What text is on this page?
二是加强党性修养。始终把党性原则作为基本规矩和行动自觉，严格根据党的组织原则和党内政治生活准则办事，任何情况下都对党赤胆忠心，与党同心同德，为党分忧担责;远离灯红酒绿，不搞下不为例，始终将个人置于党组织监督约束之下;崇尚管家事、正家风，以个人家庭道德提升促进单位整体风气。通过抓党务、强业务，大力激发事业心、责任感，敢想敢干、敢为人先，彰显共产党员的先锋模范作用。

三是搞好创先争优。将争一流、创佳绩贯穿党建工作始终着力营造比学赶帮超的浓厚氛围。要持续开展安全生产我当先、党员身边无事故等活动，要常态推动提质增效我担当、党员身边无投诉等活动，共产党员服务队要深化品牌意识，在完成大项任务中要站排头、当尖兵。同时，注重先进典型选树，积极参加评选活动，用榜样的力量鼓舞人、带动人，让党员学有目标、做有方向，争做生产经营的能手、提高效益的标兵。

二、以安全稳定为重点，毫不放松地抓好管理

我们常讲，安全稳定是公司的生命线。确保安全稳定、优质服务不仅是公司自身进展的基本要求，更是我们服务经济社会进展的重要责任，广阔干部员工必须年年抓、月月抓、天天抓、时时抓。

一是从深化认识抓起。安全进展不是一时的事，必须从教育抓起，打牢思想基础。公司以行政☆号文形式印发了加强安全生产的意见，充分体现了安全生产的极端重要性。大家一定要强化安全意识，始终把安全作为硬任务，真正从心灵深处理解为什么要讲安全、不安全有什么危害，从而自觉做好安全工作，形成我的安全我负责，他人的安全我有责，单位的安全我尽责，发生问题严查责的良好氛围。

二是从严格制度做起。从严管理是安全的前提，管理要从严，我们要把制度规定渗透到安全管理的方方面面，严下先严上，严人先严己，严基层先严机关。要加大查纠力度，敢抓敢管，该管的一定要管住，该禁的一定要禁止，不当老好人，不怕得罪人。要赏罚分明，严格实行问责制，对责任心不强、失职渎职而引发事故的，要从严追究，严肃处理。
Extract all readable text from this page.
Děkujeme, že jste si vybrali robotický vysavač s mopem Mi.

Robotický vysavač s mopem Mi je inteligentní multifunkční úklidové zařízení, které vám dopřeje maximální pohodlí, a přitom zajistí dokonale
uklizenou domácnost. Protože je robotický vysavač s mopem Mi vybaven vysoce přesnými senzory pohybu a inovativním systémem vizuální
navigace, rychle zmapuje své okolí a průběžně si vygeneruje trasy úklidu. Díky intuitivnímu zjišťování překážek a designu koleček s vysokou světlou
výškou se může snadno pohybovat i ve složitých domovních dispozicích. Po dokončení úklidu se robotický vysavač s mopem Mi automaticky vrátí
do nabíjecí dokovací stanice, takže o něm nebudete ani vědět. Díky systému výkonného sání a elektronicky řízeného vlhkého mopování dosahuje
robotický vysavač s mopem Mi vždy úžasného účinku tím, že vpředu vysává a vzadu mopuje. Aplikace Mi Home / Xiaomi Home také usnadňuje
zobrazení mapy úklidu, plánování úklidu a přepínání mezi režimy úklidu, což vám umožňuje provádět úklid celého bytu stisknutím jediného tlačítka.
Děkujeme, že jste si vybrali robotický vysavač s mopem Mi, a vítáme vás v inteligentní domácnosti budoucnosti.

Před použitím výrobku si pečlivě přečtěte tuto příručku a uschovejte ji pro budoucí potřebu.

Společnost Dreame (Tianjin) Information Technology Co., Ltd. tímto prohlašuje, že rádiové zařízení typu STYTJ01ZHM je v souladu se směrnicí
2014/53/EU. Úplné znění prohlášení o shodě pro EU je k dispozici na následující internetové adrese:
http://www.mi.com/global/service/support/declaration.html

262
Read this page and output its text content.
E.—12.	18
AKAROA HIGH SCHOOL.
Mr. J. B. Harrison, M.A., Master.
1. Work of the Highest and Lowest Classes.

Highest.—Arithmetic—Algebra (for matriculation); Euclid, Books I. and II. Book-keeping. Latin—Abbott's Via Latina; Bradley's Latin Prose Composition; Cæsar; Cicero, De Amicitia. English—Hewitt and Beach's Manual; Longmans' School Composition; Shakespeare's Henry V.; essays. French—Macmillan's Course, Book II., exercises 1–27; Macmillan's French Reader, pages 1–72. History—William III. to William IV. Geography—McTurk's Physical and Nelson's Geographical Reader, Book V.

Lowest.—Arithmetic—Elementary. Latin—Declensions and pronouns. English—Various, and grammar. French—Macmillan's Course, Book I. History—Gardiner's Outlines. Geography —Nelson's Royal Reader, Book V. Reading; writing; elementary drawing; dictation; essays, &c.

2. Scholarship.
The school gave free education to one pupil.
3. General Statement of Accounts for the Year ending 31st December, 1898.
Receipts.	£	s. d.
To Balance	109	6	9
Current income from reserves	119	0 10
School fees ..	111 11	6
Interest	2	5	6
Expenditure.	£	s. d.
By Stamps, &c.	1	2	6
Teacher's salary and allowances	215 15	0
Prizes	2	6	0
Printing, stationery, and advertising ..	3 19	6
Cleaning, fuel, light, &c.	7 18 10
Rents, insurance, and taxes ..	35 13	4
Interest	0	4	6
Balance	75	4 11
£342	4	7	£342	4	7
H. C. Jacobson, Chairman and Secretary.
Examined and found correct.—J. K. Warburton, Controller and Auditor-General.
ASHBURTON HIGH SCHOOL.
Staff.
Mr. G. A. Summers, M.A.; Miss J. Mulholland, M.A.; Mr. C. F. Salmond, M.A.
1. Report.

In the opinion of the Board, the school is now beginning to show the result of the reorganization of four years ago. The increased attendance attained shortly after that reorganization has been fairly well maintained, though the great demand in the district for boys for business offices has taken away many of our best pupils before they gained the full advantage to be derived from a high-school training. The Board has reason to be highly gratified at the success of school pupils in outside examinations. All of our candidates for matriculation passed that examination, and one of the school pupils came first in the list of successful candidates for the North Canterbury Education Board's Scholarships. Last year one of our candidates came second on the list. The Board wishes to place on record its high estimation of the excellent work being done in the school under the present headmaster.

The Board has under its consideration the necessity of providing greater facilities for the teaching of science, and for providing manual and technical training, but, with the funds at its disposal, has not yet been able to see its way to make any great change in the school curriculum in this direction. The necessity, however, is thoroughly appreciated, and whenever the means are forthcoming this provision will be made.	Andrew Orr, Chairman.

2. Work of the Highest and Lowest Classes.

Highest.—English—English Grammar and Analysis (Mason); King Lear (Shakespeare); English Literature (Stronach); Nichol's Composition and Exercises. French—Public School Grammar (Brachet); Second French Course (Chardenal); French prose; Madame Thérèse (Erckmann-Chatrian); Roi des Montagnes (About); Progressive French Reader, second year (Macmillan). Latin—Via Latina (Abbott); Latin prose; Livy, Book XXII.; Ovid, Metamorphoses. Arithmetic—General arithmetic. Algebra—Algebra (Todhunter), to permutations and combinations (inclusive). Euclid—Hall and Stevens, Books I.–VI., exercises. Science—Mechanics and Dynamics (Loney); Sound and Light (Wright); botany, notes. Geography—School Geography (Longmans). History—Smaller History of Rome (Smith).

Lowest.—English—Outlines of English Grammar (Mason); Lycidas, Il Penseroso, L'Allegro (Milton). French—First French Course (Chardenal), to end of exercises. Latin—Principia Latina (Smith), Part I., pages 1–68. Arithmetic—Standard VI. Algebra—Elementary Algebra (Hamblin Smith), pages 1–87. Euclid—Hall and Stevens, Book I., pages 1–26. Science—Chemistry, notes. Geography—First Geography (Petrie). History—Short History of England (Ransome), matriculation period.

-------------------------

[What the task requires]: Reproduce the listing above verbatim, from first line to last.

[Solution to this exercise]:
What text is on this page?
二是加强党性修养。始终把党性原则作为基本规矩和行动自觉，严格根据党的组织原则和党内政治生活准则办事，任何情况下都对党赤胆忠心，与党同心同德，为党分忧担责;远离灯红酒绿，不搞下不为例，始终将个人置于党组织监督约束之下;崇尚管家事、正家风，以个人家庭道德提升促进单位整体风气。通过抓党务、强业务，大力激发事业心、责任感，敢想敢干、敢为人先，彰显共产党员的先锋模范作用。

三是搞好创先争优。将争一流、创佳绩贯穿党建工作始终着力营造比学赶帮超的浓厚氛围。要持续开展安全生产我当先、党员身边无事故等活动，要常态推动提质增效我担当、党员身边无投诉等活动，共产党员服务队要深化品牌意识，在完成大项任务中要站排头、当尖兵。同时，注重先进典型选树，积极参加评选活动，用榜样的力量鼓舞人、带动人，让党员学有目标、做有方向，争做生产经营的能手、提高效益的标兵。

二、以安全稳定为重点，毫不放松地抓好管理

我们常讲，安全稳定是公司的生命线。确保安全稳定、优质服务不仅是公司自身进展的基本要求，更是我们服务经济社会进展的重要责任，广阔干部员工必须年年抓、月月抓、天天抓、时时抓。

一是从深化认识抓起。安全进展不是一时的事，必须从教育抓起，打牢思想基础。公司以行政☆号文形式印发了加强安全生产的意见，充分体现了安全生产的极端重要性。大家一定要强化安全意识，始终把安全作为硬任务，真正从心灵深处理解为什么要讲安全、不安全有什么危害，从而自觉做好安全工作，形成我的安全我负责，他人的安全我有责，单位的安全我尽责，发生问题严查责的良好氛围。

二是从严格制度做起。从严管理是安全的前提，管理要从严，我们要把制度规定渗透到安全管理的方方面面，严下先严上，严人先严己，严基层先严机关。要加大查纠力度，敢抓敢管，该管的一定要管住，该禁的一定要禁止，不当老好人，不怕得罪人。要赏罚分明，严格实行问责制，对责任心不强、失职渎职而引发事故的，要从严追究，严肃处理。
Extract all readable text from this page.
Děkujeme, že jste si vybrali robotický vysavač s mopem Mi.

Robotický vysavač s mopem Mi je inteligentní multifunkční úklidové zařízení, které vám dopřeje maximální pohodlí, a přitom zajistí dokonale
uklizenou domácnost. Protože je robotický vysavač s mopem Mi vybaven vysoce přesnými senzory pohybu a inovativním systémem vizuální
navigace, rychle zmapuje své okolí a průběžně si vygeneruje trasy úklidu. Díky intuitivnímu zjišťování překážek a designu koleček s vysokou světlou
výškou se může snadno pohybovat i ve složitých domovních dispozicích. Po dokončení úklidu se robotický vysavač s mopem Mi automaticky vrátí
do nabíjecí dokovací stanice, takže o něm nebudete ani vědět. Díky systému výkonného sání a elektronicky řízeného vlhkého mopování dosahuje
robotický vysavač s mopem Mi vždy úžasného účinku tím, že vpředu vysává a vzadu mopuje. Aplikace Mi Home / Xiaomi Home také usnadňuje
zobrazení mapy úklidu, plánování úklidu a přepínání mezi režimy úklidu, což vám umožňuje provádět úklid celého bytu stisknutím jediného tlačítka.
Děkujeme, že jste si vybrali robotický vysavač s mopem Mi, a vítáme vás v inteligentní domácnosti budoucnosti.

Před použitím výrobku si pečlivě přečtěte tuto příručku a uschovejte ji pro budoucí potřebu.

Společnost Dreame (Tianjin) Information Technology Co., Ltd. tímto prohlašuje, že rádiové zařízení typu STYTJ01ZHM je v souladu se směrnicí
2014/53/EU. Úplné znění prohlášení o shodě pro EU je k dispozici na následující internetové adrese:
http://www.mi.com/global/service/support/declaration.html

262
Read this page and output its text content.
E.—12.	18
AKAROA HIGH SCHOOL.
Mr. J. B. Harrison, M.A., Master.
1. Work of the Highest and Lowest Classes.

Highest.—Arithmetic—Algebra (for matriculation); Euclid, Books I. and II. Book-keeping. Latin—Abbott's Via Latina; Bradley's Latin Prose Composition; Cæsar; Cicero, De Amicitia. English—Hewitt and Beach's Manual; Longmans' School Composition; Shakespeare's Henry V.; essays. French—Macmillan's Course, Book II., exercises 1–27; Macmillan's French Reader, pages 1–72. History—William III. to William IV. Geography—McTurk's Physical and Nelson's Geographical Reader, Book V.

Lowest.—Arithmetic—Elementary. Latin—Declensions and pronouns. English—Various, and grammar. French—Macmillan's Course, Book I. History—Gardiner's Outlines. Geography —Nelson's Royal Reader, Book V. Reading; writing; elementary drawing; dictation; essays, &c.

2. Scholarship.
The school gave free education to one pupil.
3. General Statement of Accounts for the Year ending 31st December, 1898.
Receipts.	£	s. d.
To Balance	109	6	9
Current income from reserves	119	0 10
School fees ..	111 11	6
Interest	2	5	6
Expenditure.	£	s. d.
By Stamps, &c.	1	2	6
Teacher's salary and allowances	215 15	0
Prizes	2	6	0
Printing, stationery, and advertising ..	3 19	6
Cleaning, fuel, light, &c.	7 18 10
Rents, insurance, and taxes ..	35 13	4
Interest	0	4	6
Balance	75	4 11
£342	4	7	£342	4	7
H. C. Jacobson, Chairman and Secretary.
Examined and found correct.—J. K. Warburton, Controller and Auditor-General.
ASHBURTON HIGH SCHOOL.
Staff.
Mr. G. A. Summers, M.A.; Miss J. Mulholland, M.A.; Mr. C. F. Salmond, M.A.
1. Report.

In the opinion of the Board, the school is now beginning to show the result of the reorganization of four years ago. The increased attendance attained shortly after that reorganization has been fairly well maintained, though the great demand in the district for boys for business offices has taken away many of our best pupils before they gained the full advantage to be derived from a high-school training. The Board has reason to be highly gratified at the success of school pupils in outside examinations. All of our candidates for matriculation passed that examination, and one of the school pupils came first in the list of successful candidates for the North Canterbury Education Board's Scholarships. Last year one of our candidates came second on the list. The Board wishes to place on record its high estimation of the excellent work being done in the school under the present headmaster.

The Board has under its consideration the necessity of providing greater facilities for the teaching of science, and for providing manual and technical training, but, with the funds at its disposal, has not yet been able to see its way to make any great change in the school curriculum in this direction. The necessity, however, is thoroughly appreciated, and whenever the means are forthcoming this provision will be made.	Andrew Orr, Chairman.

2. Work of the Highest and Lowest Classes.

Highest.—English—English Grammar and Analysis (Mason); King Lear (Shakespeare); English Literature (Stronach); Nichol's Composition and Exercises. French—Public School Grammar (Brachet); Second French Course (Chardenal); French prose; Madame Thérèse (Erckmann-Chatrian); Roi des Montagnes (About); Progressive French Reader, second year (Macmillan). Latin—Via Latina (Abbott); Latin prose; Livy, Book XXII.; Ovid, Metamorphoses. Arithmetic—General arithmetic. Algebra—Algebra (Todhunter), to permutations and combinations (inclusive). Euclid—Hall and Stevens, Books I.–VI., exercises. Science—Mechanics and Dynamics (Loney); Sound and Light (Wright); botany, notes. Geography—School Geography (Longmans). History—Smaller History of Rome (Smith).

Lowest.—English—Outlines of English Grammar (Mason); Lycidas, Il Penseroso, L'Allegro (Milton). French—First French Course (Chardenal), to end of exercises. Latin—Principia Latina (Smith), Part I., pages 1–68. Arithmetic—Standard VI. Algebra—Elementary Algebra (Hamblin Smith), pages 1–87. Euclid—Hall and Stevens, Book I., pages 1–26. Science—Chemistry, notes. Geography—First Geography (Petrie). History—Short History of England (Ransome), matriculation period.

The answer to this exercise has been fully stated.